Raw data:
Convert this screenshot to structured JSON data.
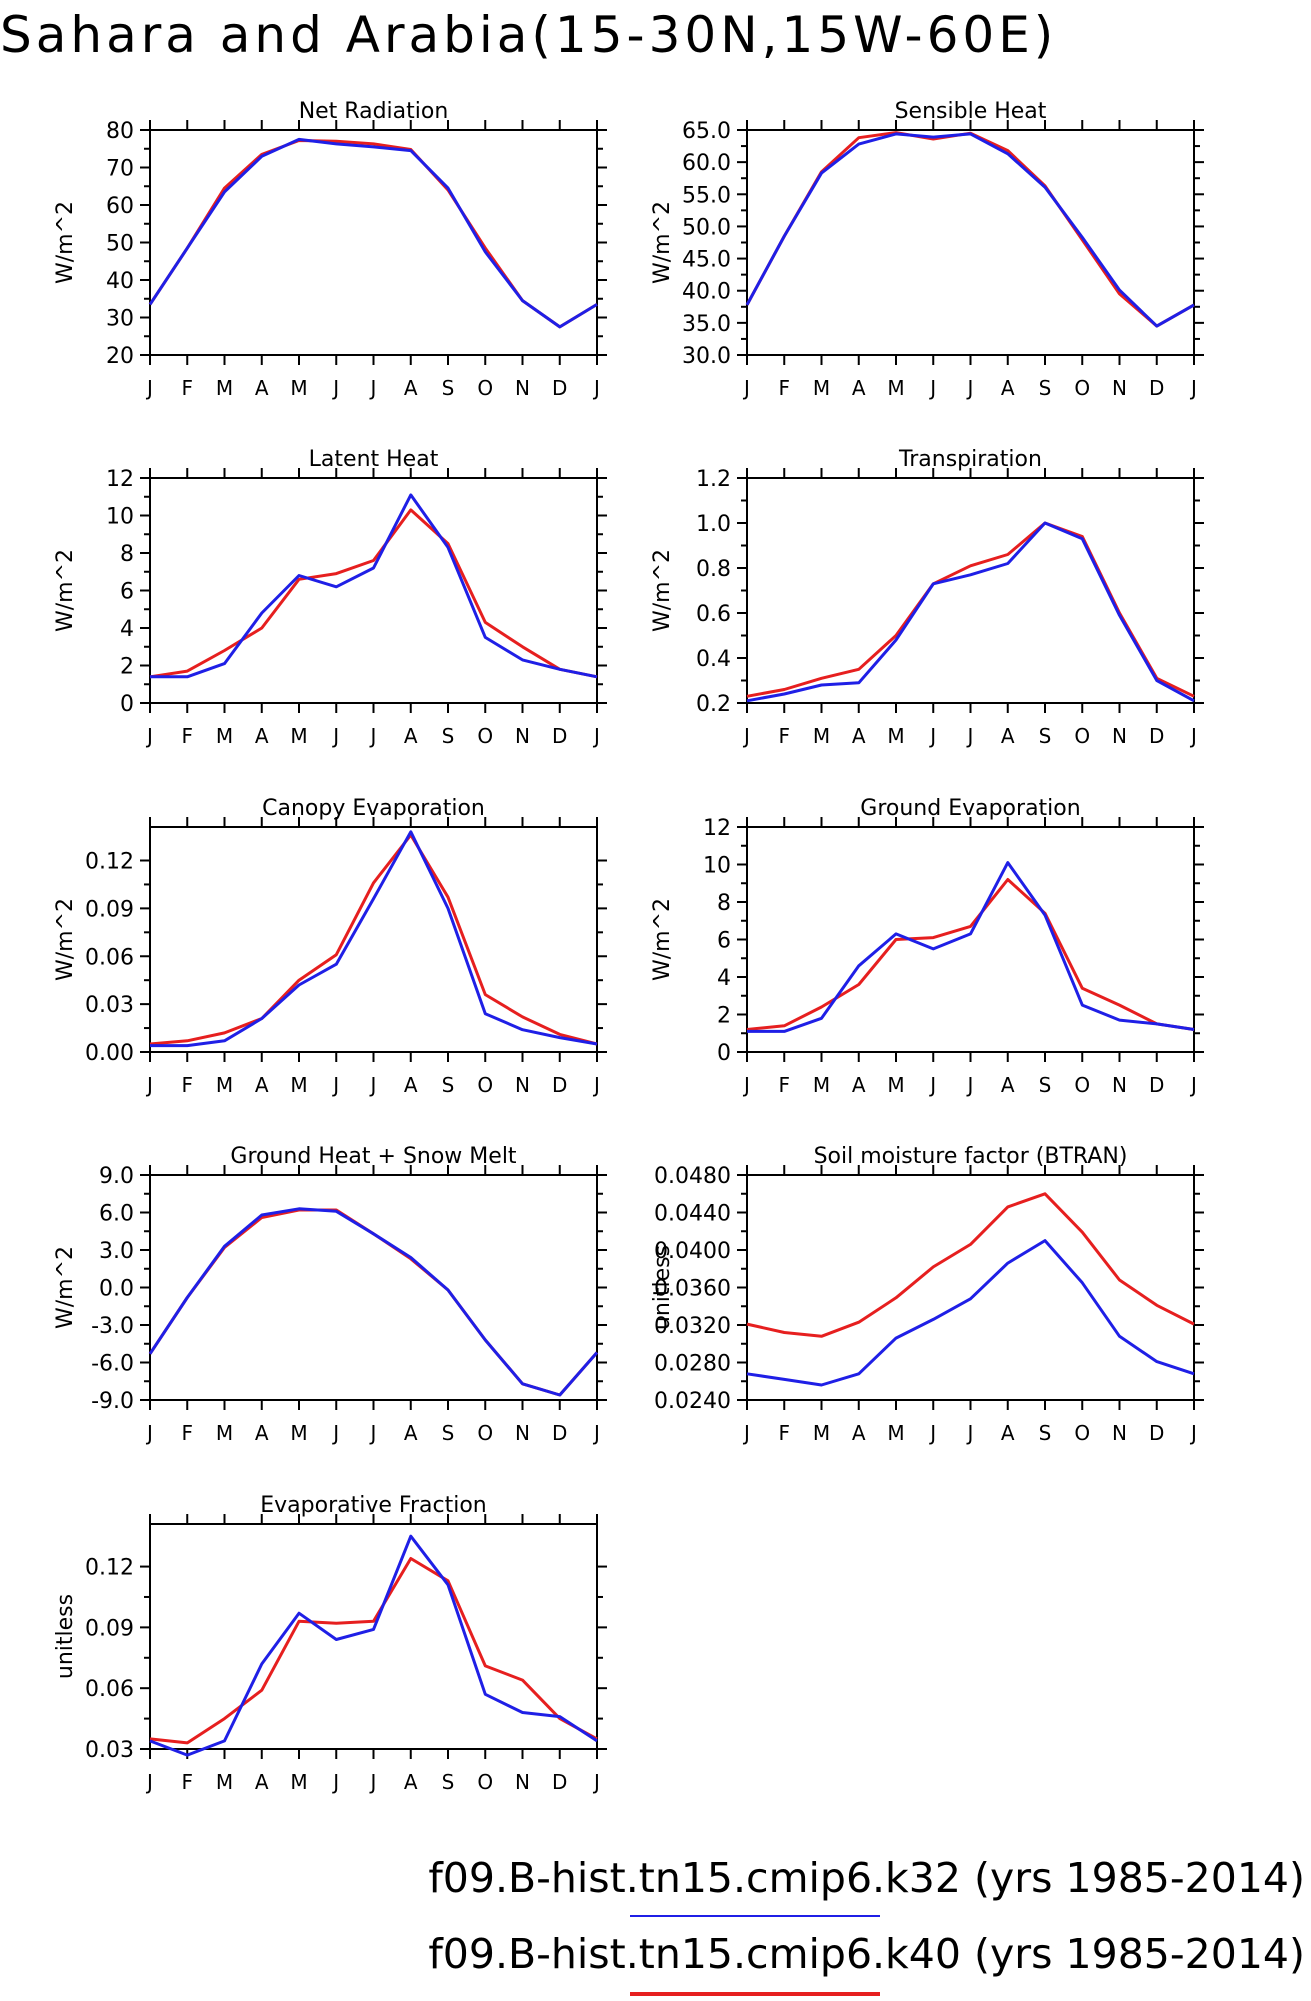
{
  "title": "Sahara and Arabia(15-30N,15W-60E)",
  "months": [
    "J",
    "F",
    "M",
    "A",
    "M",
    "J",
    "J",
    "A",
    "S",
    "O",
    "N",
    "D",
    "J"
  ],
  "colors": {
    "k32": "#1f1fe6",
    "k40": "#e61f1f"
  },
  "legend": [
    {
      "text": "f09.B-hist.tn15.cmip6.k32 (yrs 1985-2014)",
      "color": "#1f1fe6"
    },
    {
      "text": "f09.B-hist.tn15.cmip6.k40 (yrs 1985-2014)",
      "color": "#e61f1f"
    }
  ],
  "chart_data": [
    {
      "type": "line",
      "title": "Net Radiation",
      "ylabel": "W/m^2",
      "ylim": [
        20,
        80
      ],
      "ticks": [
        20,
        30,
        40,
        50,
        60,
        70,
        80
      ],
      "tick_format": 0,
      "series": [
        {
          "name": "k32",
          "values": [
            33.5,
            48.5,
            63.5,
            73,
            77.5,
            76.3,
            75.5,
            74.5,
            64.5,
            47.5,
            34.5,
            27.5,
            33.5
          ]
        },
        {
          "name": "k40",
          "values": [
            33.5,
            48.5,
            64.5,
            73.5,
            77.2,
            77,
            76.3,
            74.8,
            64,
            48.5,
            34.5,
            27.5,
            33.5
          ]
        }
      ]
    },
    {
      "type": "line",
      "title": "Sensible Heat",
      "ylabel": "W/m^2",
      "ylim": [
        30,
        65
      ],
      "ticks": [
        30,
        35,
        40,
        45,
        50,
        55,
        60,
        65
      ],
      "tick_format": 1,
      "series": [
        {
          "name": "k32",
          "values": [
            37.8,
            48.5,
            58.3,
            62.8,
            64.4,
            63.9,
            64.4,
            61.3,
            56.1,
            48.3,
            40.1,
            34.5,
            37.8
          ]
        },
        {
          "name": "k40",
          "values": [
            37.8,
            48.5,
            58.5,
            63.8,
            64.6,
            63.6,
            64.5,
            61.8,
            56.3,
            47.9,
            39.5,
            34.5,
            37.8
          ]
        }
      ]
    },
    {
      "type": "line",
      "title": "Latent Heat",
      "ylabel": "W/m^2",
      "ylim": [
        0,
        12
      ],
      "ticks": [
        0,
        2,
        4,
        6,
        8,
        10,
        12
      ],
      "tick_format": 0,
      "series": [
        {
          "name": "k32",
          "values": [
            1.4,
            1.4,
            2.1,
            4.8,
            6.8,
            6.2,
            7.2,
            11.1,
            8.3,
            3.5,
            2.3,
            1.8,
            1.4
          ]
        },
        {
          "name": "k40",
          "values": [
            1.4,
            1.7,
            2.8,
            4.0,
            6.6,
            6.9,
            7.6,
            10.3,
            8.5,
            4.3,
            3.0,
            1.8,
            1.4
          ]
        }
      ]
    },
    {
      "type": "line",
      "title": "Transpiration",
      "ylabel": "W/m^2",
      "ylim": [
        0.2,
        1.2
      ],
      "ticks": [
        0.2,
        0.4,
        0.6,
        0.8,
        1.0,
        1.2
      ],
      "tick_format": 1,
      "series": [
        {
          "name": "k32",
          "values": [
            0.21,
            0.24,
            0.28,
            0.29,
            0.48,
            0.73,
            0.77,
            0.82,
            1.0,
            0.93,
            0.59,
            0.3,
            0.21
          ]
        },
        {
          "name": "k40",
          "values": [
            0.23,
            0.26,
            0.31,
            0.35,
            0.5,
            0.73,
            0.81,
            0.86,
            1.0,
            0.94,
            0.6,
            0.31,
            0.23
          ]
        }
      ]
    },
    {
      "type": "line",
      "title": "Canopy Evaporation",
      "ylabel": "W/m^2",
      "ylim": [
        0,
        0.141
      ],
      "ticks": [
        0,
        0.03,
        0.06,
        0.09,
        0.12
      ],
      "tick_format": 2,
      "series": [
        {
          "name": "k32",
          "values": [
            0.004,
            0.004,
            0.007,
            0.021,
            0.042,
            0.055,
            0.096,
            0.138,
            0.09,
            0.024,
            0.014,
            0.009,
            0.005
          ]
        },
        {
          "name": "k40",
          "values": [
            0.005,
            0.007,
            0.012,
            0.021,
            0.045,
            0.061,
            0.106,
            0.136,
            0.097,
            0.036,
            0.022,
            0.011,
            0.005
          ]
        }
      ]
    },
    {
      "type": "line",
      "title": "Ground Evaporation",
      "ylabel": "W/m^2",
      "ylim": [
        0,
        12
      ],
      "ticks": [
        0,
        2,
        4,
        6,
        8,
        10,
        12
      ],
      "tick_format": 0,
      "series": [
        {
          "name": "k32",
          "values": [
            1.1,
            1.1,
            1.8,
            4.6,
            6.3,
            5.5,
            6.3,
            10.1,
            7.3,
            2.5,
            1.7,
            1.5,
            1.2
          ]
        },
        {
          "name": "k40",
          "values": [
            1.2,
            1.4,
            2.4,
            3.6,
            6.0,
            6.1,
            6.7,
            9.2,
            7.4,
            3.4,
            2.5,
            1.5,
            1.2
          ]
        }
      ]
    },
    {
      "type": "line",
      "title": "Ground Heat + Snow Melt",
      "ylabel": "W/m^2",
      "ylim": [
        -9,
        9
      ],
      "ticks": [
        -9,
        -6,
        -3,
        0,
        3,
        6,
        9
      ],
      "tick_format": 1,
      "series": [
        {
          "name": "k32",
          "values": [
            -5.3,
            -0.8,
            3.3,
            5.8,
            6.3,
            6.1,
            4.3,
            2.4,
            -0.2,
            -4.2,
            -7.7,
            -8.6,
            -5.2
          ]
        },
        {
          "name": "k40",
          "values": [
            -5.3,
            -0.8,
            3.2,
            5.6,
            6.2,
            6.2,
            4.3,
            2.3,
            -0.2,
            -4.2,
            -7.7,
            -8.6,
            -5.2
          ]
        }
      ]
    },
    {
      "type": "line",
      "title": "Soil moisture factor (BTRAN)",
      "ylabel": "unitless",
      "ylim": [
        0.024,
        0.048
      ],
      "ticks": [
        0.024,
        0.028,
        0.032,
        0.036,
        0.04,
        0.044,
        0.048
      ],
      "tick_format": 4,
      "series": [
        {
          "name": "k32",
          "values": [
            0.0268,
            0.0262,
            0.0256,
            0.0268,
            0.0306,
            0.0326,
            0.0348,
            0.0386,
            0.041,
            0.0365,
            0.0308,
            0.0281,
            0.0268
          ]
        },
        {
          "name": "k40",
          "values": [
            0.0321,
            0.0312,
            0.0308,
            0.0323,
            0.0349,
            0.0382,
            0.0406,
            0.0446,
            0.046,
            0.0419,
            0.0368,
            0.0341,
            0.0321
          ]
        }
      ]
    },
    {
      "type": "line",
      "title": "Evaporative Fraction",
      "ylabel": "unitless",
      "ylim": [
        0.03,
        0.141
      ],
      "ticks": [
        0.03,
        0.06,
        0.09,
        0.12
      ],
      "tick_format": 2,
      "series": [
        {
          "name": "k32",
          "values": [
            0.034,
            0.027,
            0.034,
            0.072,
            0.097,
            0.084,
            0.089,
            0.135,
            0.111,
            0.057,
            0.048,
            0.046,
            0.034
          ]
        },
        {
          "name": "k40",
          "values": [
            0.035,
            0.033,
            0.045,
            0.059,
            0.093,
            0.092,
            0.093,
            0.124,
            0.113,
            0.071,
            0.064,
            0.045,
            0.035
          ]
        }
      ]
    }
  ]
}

--

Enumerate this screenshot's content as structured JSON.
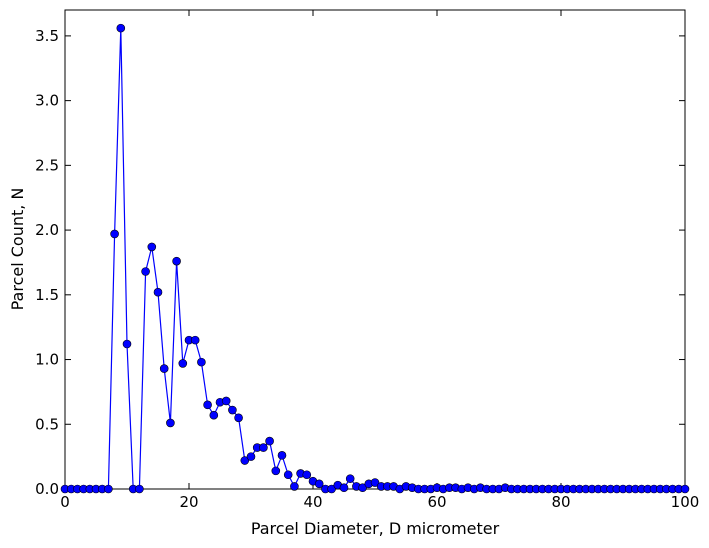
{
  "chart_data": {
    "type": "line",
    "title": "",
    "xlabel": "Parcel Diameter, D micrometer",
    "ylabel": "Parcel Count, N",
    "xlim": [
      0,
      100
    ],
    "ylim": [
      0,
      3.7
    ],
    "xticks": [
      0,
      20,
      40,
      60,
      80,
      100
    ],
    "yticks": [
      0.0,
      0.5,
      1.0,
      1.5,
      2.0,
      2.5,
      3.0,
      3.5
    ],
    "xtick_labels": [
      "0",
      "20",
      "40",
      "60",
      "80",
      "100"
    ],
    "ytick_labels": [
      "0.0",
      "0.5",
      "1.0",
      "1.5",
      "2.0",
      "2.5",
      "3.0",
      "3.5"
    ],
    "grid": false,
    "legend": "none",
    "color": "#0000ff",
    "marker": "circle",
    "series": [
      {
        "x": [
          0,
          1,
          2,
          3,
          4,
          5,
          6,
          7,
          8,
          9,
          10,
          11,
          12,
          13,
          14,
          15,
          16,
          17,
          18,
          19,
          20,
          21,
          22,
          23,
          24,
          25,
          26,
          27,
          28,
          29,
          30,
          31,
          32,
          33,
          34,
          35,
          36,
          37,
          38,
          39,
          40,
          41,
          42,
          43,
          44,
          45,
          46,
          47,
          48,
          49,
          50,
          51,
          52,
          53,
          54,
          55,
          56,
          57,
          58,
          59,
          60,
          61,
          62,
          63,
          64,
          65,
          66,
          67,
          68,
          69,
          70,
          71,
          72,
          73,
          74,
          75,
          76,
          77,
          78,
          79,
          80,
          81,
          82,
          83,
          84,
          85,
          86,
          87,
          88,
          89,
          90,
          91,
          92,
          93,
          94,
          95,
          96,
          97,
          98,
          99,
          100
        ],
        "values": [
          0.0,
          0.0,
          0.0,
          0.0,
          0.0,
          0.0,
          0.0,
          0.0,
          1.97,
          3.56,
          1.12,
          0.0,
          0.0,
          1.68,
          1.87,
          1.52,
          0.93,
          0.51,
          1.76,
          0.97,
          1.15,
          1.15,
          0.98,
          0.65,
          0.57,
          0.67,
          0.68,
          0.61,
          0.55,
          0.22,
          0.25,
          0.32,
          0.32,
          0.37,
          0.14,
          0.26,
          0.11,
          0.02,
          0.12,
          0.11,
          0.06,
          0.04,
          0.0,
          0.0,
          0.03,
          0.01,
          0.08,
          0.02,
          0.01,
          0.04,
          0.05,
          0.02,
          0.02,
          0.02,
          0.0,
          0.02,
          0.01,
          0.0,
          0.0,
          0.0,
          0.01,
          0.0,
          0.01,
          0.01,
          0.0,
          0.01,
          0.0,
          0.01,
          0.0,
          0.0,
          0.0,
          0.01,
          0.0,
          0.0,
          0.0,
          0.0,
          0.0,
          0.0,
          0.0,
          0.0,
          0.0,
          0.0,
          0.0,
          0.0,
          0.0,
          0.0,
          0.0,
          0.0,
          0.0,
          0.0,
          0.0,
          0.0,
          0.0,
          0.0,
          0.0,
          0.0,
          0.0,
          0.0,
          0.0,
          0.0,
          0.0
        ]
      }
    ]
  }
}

Exercise goal: Each line holding "Evaporation" must be found and copied.

Answer for this exercise:
      "title": "Canopy Evaporation",
      "title": "Ground Evaporation",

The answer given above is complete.